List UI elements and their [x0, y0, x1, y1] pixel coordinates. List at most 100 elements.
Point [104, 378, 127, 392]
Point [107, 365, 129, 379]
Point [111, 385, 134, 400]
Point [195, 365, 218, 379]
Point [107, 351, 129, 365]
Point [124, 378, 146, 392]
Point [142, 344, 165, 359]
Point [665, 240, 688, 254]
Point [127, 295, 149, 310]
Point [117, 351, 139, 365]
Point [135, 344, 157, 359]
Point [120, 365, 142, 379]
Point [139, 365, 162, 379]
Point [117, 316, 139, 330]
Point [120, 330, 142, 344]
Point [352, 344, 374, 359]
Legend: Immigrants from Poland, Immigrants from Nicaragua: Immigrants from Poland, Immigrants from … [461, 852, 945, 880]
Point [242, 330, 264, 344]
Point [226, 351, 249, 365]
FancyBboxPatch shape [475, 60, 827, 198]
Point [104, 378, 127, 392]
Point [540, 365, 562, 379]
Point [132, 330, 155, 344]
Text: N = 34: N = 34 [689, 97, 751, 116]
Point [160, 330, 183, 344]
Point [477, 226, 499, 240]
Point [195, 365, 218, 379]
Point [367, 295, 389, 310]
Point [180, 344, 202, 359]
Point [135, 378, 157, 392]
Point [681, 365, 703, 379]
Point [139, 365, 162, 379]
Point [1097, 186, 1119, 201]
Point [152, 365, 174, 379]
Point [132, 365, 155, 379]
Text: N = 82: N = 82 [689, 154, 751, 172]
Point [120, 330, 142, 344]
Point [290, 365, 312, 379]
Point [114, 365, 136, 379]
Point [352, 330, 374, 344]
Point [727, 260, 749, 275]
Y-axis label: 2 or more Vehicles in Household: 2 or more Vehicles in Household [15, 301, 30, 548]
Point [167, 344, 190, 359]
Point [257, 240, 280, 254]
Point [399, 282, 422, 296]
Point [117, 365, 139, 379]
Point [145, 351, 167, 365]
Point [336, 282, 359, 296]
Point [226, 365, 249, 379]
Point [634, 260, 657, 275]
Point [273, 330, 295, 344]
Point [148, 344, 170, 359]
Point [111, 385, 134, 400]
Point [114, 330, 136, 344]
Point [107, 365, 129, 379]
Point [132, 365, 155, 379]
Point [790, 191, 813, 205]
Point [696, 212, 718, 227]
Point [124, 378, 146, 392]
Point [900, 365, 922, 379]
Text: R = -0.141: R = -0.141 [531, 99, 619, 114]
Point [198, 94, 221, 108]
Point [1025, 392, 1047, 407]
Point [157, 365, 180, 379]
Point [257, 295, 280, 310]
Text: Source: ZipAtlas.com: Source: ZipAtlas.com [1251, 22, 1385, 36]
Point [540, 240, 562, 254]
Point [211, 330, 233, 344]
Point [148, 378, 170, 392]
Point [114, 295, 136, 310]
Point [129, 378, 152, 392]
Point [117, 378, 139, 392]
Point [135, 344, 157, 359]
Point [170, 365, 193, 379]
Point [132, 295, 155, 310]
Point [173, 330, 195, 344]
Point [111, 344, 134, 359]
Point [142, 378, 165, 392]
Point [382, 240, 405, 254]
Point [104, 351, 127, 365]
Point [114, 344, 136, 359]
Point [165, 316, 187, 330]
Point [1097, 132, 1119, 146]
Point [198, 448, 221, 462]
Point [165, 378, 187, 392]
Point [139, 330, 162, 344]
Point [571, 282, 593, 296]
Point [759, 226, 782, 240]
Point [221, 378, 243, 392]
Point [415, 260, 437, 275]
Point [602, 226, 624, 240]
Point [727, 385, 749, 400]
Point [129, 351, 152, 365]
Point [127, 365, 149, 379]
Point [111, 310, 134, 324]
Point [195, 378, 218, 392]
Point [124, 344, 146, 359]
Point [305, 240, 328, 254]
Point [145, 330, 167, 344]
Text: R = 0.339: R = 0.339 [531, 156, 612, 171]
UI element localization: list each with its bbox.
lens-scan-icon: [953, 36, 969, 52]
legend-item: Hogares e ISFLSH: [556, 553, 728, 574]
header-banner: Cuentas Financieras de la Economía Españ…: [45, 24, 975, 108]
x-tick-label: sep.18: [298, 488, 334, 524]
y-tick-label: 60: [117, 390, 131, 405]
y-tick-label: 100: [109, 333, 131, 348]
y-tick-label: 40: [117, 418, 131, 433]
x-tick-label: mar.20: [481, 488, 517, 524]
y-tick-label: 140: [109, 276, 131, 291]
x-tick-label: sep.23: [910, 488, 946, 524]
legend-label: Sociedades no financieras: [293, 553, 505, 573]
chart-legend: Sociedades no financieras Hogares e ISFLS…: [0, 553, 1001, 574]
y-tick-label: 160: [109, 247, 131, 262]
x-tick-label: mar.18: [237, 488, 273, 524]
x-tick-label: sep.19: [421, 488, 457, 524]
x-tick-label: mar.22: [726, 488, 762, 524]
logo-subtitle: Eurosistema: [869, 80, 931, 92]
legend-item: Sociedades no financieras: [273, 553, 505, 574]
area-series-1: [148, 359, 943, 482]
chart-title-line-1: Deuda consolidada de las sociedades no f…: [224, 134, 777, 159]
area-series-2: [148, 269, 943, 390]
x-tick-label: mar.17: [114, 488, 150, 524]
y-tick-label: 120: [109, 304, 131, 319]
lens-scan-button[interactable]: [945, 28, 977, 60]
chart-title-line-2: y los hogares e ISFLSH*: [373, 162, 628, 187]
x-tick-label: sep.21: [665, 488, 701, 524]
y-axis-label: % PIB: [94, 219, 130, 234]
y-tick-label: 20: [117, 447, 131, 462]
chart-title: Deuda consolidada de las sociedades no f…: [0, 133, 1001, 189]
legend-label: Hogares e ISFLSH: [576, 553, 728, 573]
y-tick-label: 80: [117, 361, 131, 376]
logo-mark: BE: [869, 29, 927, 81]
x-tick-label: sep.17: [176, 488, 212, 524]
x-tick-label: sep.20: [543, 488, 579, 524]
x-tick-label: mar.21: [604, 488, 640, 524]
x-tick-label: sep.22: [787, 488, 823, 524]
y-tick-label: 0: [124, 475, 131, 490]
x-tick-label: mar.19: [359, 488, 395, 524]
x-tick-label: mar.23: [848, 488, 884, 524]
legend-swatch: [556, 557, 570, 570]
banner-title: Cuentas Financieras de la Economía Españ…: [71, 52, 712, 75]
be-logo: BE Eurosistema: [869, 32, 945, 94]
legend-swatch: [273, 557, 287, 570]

□ □ □ □ □

▸ Short problem:
Retype every one of the rows above, keeping each line as it appears.

▸ Task answer:
List UI elements and their [x0, y0, x1, y1] pixel coordinates. List at most 100 elements.
Point [104, 378, 127, 392]
Point [107, 365, 129, 379]
Point [111, 385, 134, 400]
Point [195, 365, 218, 379]
Point [107, 351, 129, 365]
Point [124, 378, 146, 392]
Point [142, 344, 165, 359]
Point [665, 240, 688, 254]
Point [127, 295, 149, 310]
Point [117, 351, 139, 365]
Point [135, 344, 157, 359]
Point [120, 365, 142, 379]
Point [139, 365, 162, 379]
Point [117, 316, 139, 330]
Point [120, 330, 142, 344]
Point [352, 344, 374, 359]
Legend: Immigrants from Poland, Immigrants from Nicaragua: Immigrants from Poland, Immigrants from … [461, 852, 945, 880]
Point [242, 330, 264, 344]
Point [226, 351, 249, 365]
FancyBboxPatch shape [475, 60, 827, 198]
Point [104, 378, 127, 392]
Point [540, 365, 562, 379]
Point [132, 330, 155, 344]
Text: N = 34: N = 34 [689, 97, 751, 116]
Point [160, 330, 183, 344]
Point [477, 226, 499, 240]
Point [195, 365, 218, 379]
Point [367, 295, 389, 310]
Point [180, 344, 202, 359]
Point [135, 378, 157, 392]
Point [681, 365, 703, 379]
Point [139, 365, 162, 379]
Point [1097, 186, 1119, 201]
Point [152, 365, 174, 379]
Point [132, 365, 155, 379]
Text: N = 82: N = 82 [689, 154, 751, 172]
Point [120, 330, 142, 344]
Point [290, 365, 312, 379]
Point [114, 365, 136, 379]
Point [352, 330, 374, 344]
Point [727, 260, 749, 275]
Y-axis label: 2 or more Vehicles in Household: 2 or more Vehicles in Household [15, 301, 30, 548]
Point [167, 344, 190, 359]
Point [257, 240, 280, 254]
Point [399, 282, 422, 296]
Point [117, 365, 139, 379]
Point [145, 351, 167, 365]
Point [336, 282, 359, 296]
Point [226, 365, 249, 379]
Point [634, 260, 657, 275]
Point [273, 330, 295, 344]
Point [148, 344, 170, 359]
Point [111, 385, 134, 400]
Point [114, 330, 136, 344]
Point [107, 365, 129, 379]
Point [132, 365, 155, 379]
Point [790, 191, 813, 205]
Point [696, 212, 718, 227]
Point [124, 378, 146, 392]
Point [900, 365, 922, 379]
Text: R = -0.141: R = -0.141 [531, 99, 619, 114]
Point [198, 94, 221, 108]
Point [1025, 392, 1047, 407]
Point [157, 365, 180, 379]
Point [257, 295, 280, 310]
Text: Source: ZipAtlas.com: Source: ZipAtlas.com [1251, 22, 1385, 36]
Point [540, 240, 562, 254]
Point [211, 330, 233, 344]
Point [148, 378, 170, 392]
Point [114, 295, 136, 310]
Point [129, 378, 152, 392]
Point [117, 378, 139, 392]
Point [135, 344, 157, 359]
Point [170, 365, 193, 379]
Point [132, 295, 155, 310]
Point [173, 330, 195, 344]
Point [111, 344, 134, 359]
Point [142, 378, 165, 392]
Point [382, 240, 405, 254]
Point [104, 351, 127, 365]
Point [114, 344, 136, 359]
Point [165, 316, 187, 330]
Point [1097, 132, 1119, 146]
Point [198, 448, 221, 462]
Point [165, 378, 187, 392]
Point [139, 330, 162, 344]
Point [571, 282, 593, 296]
Point [759, 226, 782, 240]
Point [221, 378, 243, 392]
Point [415, 260, 437, 275]
Point [602, 226, 624, 240]
Point [727, 385, 749, 400]
Point [129, 351, 152, 365]
Point [127, 365, 149, 379]
Point [111, 310, 134, 324]
Point [195, 378, 218, 392]
Point [124, 344, 146, 359]
Point [305, 240, 328, 254]
Point [145, 330, 167, 344]
Text: R = 0.339: R = 0.339 [531, 156, 612, 171]
UI element localization: list each with its bbox.
lens-scan-icon: [953, 36, 969, 52]
legend-item: Hogares e ISFLSH: [556, 553, 728, 574]
header-banner: Cuentas Financieras de la Economía Españ…: [45, 24, 975, 108]
x-tick-label: sep.18: [298, 488, 334, 524]
y-tick-label: 60: [117, 390, 131, 405]
y-tick-label: 100: [109, 333, 131, 348]
y-tick-label: 40: [117, 418, 131, 433]
x-tick-label: mar.20: [481, 488, 517, 524]
y-tick-label: 140: [109, 276, 131, 291]
x-tick-label: sep.23: [910, 488, 946, 524]
legend-label: Sociedades no financieras: [293, 553, 505, 573]
chart-legend: Sociedades no financieras Hogares e ISFLS…: [0, 553, 1001, 574]
y-tick-label: 160: [109, 247, 131, 262]
x-tick-label: mar.18: [237, 488, 273, 524]
x-tick-label: sep.19: [421, 488, 457, 524]
x-tick-label: mar.22: [726, 488, 762, 524]
logo-subtitle: Eurosistema: [869, 80, 931, 92]
legend-item: Sociedades no financieras: [273, 553, 505, 574]
area-series-1: [148, 359, 943, 482]
chart-title-line-1: Deuda consolidada de las sociedades no f…: [224, 134, 777, 159]
area-series-2: [148, 269, 943, 390]
x-tick-label: mar.17: [114, 488, 150, 524]
y-tick-label: 120: [109, 304, 131, 319]
lens-scan-button[interactable]: [945, 28, 977, 60]
chart-title-line-2: y los hogares e ISFLSH*: [373, 162, 628, 187]
x-tick-label: sep.21: [665, 488, 701, 524]
y-axis-label: % PIB: [94, 219, 130, 234]
y-tick-label: 20: [117, 447, 131, 462]
chart-title: Deuda consolidada de las sociedades no f…: [0, 133, 1001, 189]
legend-label: Hogares e ISFLSH: [576, 553, 728, 573]
y-tick-label: 80: [117, 361, 131, 376]
logo-mark: BE: [869, 29, 927, 81]
x-tick-label: sep.17: [176, 488, 212, 524]
x-tick-label: sep.20: [543, 488, 579, 524]
x-tick-label: mar.21: [604, 488, 640, 524]
x-tick-label: sep.22: [787, 488, 823, 524]
y-tick-label: 0: [124, 475, 131, 490]
x-tick-label: mar.19: [359, 488, 395, 524]
x-tick-label: mar.23: [848, 488, 884, 524]
legend-swatch: [556, 557, 570, 570]
banner-title: Cuentas Financieras de la Economía Españ…: [71, 52, 712, 75]
be-logo: BE Eurosistema: [869, 32, 945, 94]
legend-swatch: [273, 557, 287, 570]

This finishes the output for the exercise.